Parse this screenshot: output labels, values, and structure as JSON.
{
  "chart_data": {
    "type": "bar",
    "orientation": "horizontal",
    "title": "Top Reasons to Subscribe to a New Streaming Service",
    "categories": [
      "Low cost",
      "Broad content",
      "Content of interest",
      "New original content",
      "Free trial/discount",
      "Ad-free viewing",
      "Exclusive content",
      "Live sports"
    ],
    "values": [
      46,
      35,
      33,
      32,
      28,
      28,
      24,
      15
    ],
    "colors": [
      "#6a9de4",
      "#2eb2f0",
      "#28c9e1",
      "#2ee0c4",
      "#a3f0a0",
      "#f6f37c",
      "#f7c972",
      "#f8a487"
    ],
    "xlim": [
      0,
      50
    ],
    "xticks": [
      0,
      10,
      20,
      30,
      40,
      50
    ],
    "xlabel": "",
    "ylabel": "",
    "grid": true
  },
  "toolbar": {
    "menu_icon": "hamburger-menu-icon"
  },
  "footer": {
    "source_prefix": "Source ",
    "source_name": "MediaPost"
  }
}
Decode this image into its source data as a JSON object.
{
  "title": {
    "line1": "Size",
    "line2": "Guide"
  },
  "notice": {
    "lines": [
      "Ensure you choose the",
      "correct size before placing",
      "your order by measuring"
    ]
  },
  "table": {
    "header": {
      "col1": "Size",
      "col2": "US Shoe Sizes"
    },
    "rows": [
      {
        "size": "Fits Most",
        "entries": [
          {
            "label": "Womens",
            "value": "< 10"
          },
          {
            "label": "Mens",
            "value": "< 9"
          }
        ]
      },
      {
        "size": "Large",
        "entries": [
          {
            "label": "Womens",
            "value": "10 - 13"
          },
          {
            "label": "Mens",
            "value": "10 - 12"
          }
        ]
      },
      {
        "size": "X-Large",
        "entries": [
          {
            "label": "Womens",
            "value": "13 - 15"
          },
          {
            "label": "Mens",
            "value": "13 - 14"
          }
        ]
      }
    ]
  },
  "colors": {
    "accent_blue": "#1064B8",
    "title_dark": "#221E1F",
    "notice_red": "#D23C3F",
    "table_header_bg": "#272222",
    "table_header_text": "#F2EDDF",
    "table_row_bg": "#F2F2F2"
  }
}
==
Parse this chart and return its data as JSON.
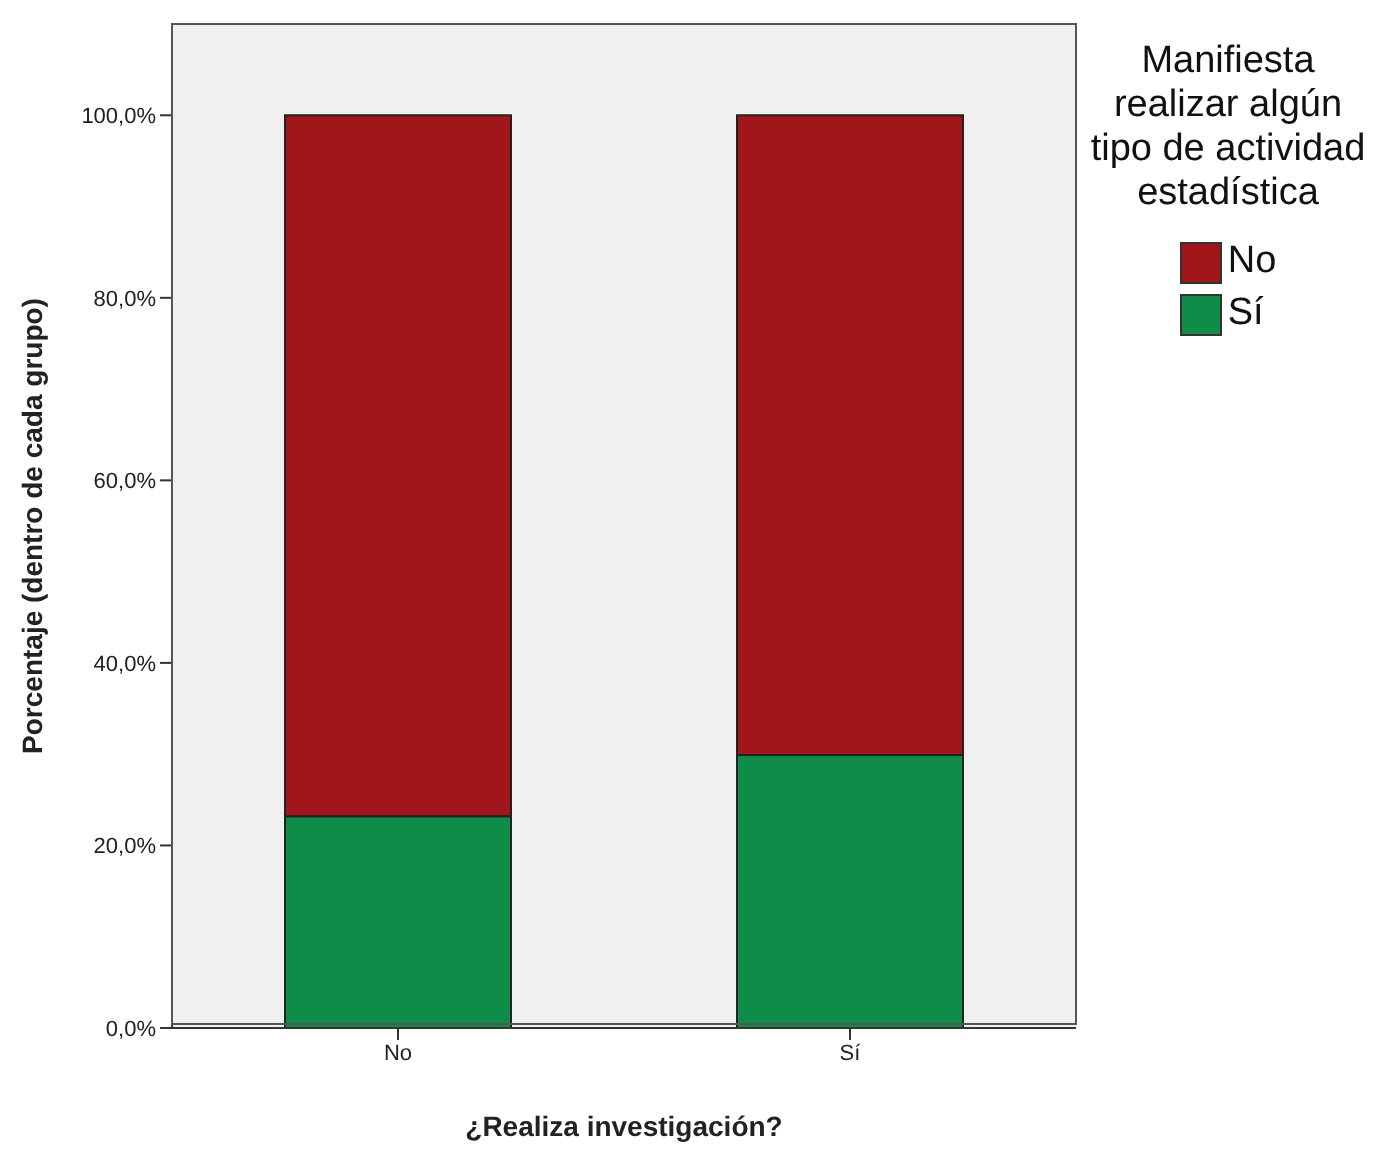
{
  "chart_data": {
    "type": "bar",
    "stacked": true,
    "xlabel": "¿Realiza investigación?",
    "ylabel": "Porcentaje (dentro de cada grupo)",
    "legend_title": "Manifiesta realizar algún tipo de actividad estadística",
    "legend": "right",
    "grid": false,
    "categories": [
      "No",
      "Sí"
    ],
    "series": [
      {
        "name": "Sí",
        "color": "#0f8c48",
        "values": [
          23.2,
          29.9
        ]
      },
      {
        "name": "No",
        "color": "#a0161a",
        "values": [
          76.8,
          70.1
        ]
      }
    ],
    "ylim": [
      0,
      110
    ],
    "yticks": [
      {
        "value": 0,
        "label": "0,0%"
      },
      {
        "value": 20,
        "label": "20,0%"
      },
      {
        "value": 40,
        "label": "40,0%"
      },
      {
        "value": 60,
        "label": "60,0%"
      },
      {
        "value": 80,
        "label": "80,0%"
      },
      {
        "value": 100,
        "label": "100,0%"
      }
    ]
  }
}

§ WRITTEN TASK:
Go through the records and copy each line with "Parse" in it.

§ RESULT:
Parse this screenshot: output labels, values, and structure as JSON.
Parse this chart and return its data as JSON.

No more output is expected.